## Task statement:
From the material below, list every line containing "Fatal".

[Figure record extracts]

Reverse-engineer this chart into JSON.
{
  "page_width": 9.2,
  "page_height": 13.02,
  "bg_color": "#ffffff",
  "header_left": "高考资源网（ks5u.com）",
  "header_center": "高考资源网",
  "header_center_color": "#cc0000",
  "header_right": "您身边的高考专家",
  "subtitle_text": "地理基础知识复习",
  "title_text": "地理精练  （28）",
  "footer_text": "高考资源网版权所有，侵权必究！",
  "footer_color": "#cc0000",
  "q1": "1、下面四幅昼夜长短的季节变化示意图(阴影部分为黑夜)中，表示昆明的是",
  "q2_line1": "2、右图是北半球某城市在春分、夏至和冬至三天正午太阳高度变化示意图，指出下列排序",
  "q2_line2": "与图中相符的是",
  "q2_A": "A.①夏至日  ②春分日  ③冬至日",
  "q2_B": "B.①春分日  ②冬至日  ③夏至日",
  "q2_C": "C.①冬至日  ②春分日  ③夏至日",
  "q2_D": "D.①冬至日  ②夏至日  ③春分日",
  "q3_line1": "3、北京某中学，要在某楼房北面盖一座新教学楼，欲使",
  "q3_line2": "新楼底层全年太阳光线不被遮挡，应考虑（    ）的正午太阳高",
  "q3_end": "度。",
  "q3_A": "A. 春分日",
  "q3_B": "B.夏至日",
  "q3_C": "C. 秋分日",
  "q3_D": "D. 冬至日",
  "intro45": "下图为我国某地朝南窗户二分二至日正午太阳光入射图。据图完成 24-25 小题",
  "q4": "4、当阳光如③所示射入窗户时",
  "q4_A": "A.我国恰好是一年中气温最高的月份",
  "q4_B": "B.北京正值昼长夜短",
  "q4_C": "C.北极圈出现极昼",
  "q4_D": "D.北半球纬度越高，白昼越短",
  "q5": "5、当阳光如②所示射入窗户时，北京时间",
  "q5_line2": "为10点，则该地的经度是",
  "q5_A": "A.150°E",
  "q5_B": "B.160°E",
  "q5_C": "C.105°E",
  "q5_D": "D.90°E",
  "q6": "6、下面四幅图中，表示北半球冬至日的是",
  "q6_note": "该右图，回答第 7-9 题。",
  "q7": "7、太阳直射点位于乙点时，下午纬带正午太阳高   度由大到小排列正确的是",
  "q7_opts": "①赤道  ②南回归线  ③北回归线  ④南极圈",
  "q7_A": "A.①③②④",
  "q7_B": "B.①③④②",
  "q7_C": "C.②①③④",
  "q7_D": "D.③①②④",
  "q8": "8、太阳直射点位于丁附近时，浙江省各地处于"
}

--

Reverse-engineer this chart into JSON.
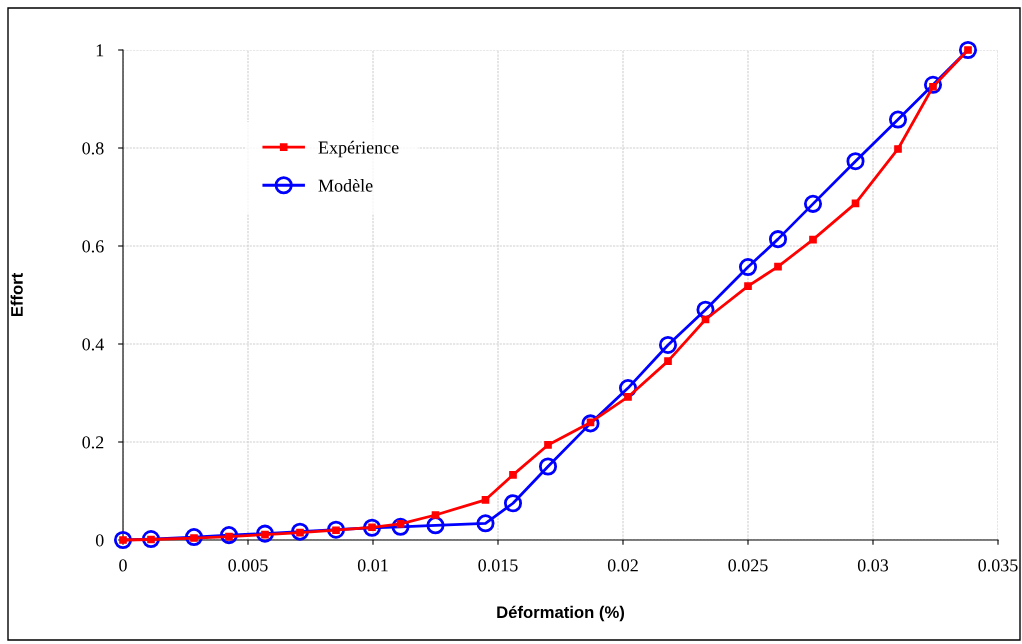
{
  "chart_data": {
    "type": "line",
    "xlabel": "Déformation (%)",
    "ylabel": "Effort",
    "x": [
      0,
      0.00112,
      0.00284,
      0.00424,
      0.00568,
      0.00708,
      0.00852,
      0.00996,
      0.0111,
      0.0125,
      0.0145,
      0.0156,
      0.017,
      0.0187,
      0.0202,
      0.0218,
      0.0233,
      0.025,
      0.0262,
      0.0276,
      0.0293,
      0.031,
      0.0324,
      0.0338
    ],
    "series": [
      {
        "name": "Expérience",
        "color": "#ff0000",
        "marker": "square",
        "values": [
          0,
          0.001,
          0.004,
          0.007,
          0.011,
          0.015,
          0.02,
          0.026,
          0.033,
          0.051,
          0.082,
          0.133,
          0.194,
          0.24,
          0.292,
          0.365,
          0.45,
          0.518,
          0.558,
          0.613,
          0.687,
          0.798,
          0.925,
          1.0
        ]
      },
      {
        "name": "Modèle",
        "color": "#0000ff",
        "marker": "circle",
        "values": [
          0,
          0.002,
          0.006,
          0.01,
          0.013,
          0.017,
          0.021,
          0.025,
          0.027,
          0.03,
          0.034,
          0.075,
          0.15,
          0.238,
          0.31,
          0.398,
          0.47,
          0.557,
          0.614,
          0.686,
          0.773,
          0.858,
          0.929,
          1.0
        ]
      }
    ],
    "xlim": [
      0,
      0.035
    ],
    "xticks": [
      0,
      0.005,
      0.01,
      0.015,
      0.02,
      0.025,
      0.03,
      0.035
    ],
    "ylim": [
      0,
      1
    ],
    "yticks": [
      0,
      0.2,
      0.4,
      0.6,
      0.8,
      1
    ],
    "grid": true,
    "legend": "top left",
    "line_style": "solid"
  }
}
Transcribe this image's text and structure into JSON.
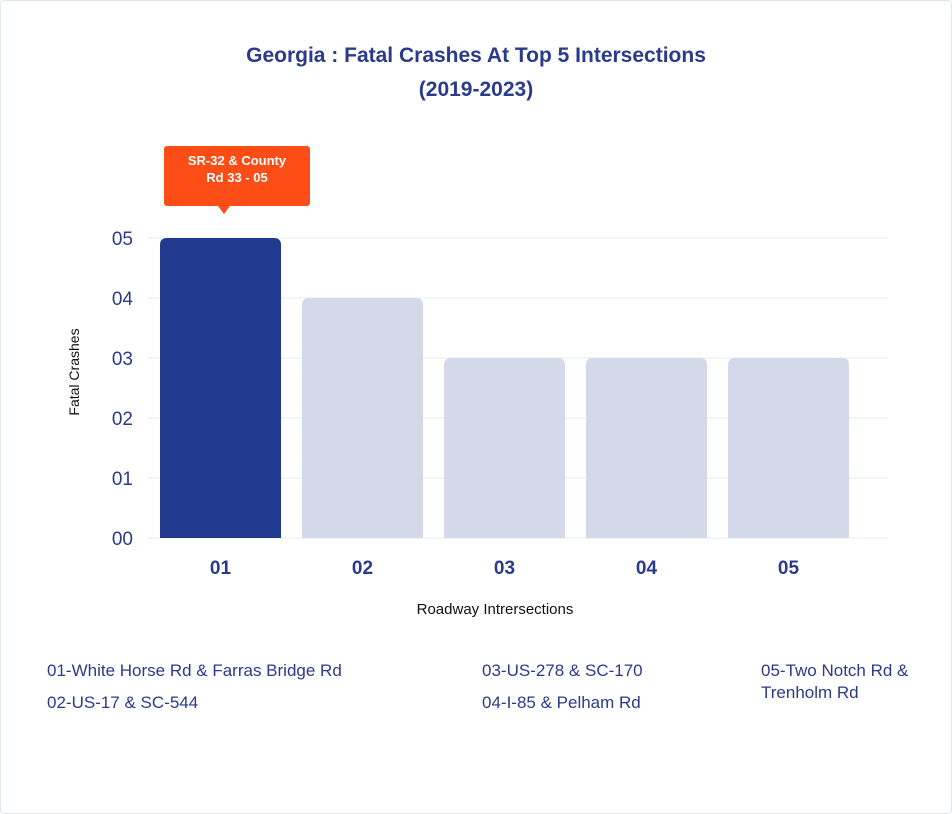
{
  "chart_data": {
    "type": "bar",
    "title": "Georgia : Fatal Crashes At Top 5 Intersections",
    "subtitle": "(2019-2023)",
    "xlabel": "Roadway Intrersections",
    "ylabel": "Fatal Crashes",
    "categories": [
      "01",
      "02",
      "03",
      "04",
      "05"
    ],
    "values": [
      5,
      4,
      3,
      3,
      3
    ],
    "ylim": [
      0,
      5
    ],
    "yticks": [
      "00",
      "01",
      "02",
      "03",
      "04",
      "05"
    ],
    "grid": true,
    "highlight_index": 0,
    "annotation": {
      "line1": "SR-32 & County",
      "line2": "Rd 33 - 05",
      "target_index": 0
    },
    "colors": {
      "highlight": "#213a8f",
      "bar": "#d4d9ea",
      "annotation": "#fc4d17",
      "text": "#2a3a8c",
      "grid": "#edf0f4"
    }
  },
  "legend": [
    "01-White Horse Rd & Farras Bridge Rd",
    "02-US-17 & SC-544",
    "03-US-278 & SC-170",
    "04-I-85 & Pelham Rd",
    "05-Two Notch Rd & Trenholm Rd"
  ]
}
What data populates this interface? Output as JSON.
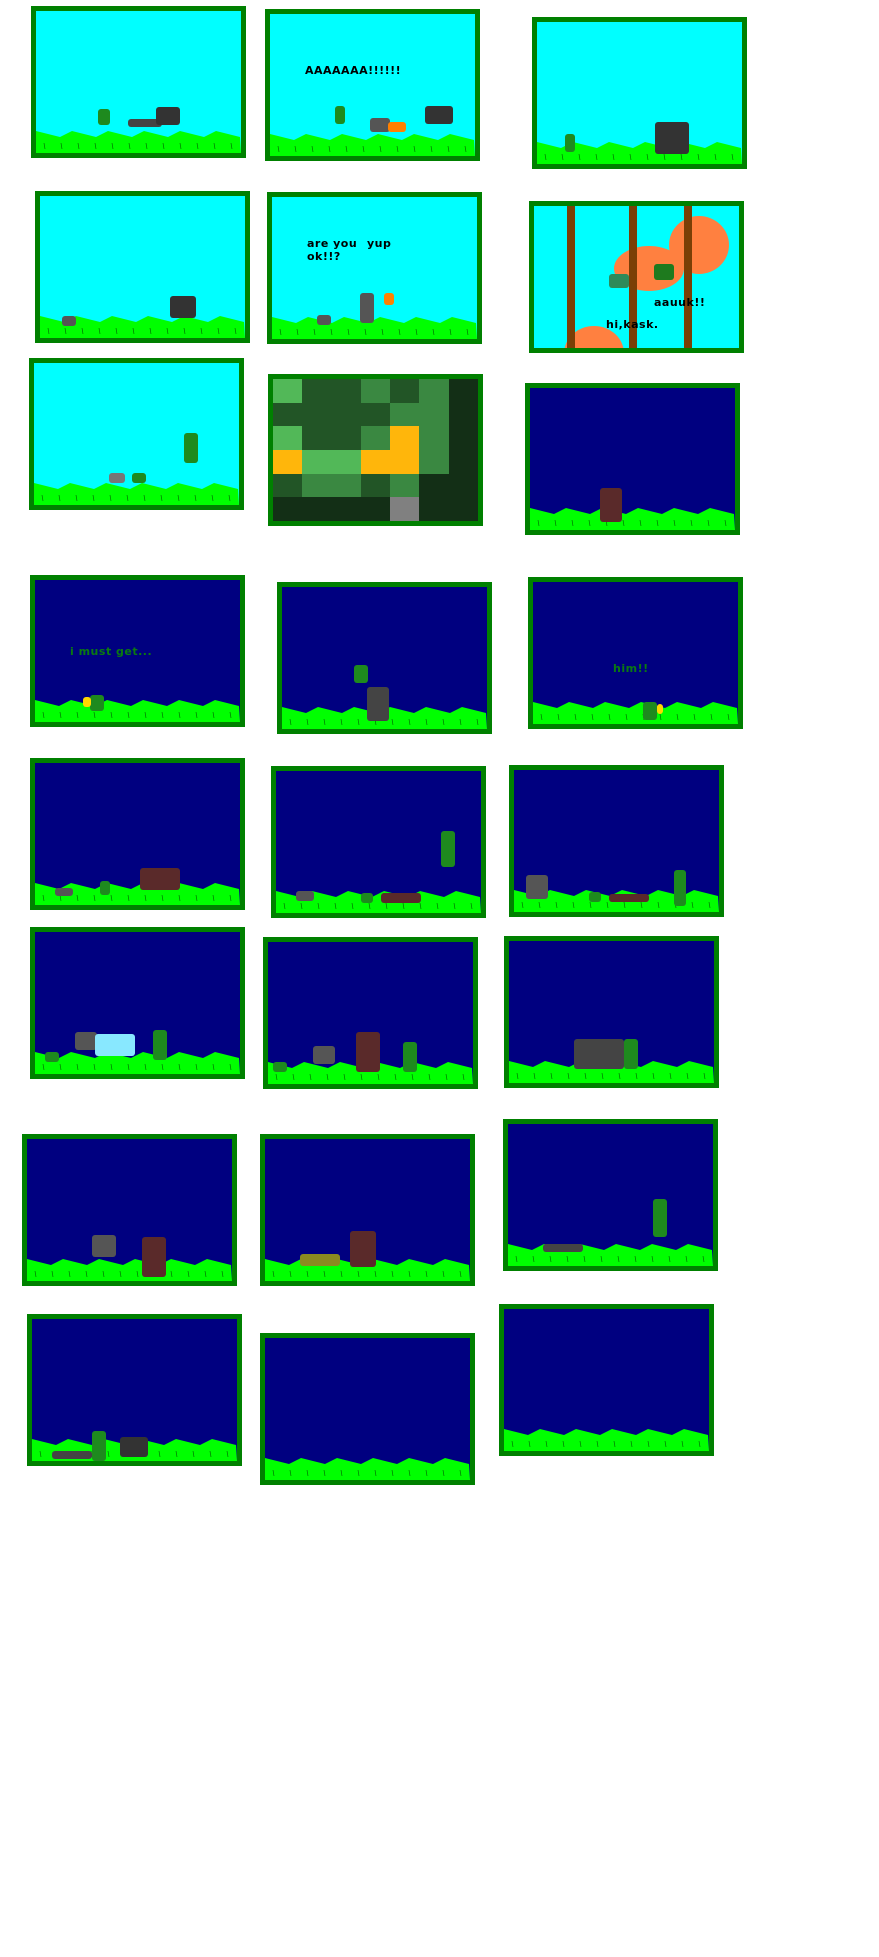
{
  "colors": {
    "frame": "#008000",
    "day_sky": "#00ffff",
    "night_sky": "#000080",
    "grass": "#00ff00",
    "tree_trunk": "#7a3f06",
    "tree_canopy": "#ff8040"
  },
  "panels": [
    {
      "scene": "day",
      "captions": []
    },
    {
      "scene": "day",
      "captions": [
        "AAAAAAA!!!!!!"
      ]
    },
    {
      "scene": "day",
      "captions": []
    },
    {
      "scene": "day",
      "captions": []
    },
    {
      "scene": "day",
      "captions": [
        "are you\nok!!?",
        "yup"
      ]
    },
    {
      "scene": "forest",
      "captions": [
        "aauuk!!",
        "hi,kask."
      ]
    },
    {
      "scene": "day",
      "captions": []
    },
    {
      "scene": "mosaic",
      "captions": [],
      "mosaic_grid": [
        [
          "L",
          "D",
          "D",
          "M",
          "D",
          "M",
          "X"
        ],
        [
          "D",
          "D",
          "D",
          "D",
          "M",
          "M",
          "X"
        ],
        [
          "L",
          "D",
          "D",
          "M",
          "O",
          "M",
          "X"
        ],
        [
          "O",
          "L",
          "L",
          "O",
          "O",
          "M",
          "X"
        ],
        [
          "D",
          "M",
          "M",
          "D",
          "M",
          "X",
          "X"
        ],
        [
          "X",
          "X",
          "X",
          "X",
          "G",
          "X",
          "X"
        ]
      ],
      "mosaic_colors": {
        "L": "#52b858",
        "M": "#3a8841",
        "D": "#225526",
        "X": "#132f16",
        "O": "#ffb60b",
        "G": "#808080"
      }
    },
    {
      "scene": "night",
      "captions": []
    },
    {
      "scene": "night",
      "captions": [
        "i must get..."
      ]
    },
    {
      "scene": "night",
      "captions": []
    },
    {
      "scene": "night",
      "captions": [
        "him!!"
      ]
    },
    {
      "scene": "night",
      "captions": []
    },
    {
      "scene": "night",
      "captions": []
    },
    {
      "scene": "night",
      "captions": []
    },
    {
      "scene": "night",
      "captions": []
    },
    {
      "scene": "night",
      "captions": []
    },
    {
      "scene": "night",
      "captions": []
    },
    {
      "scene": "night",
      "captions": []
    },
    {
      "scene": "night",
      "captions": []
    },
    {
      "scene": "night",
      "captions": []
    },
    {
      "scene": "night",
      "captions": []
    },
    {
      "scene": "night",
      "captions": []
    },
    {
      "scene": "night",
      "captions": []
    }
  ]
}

## Output:
    "title": "Georgia : Fatal Crashes At Top 5 Intersections",
    "ylabel": "Fatal Crashes",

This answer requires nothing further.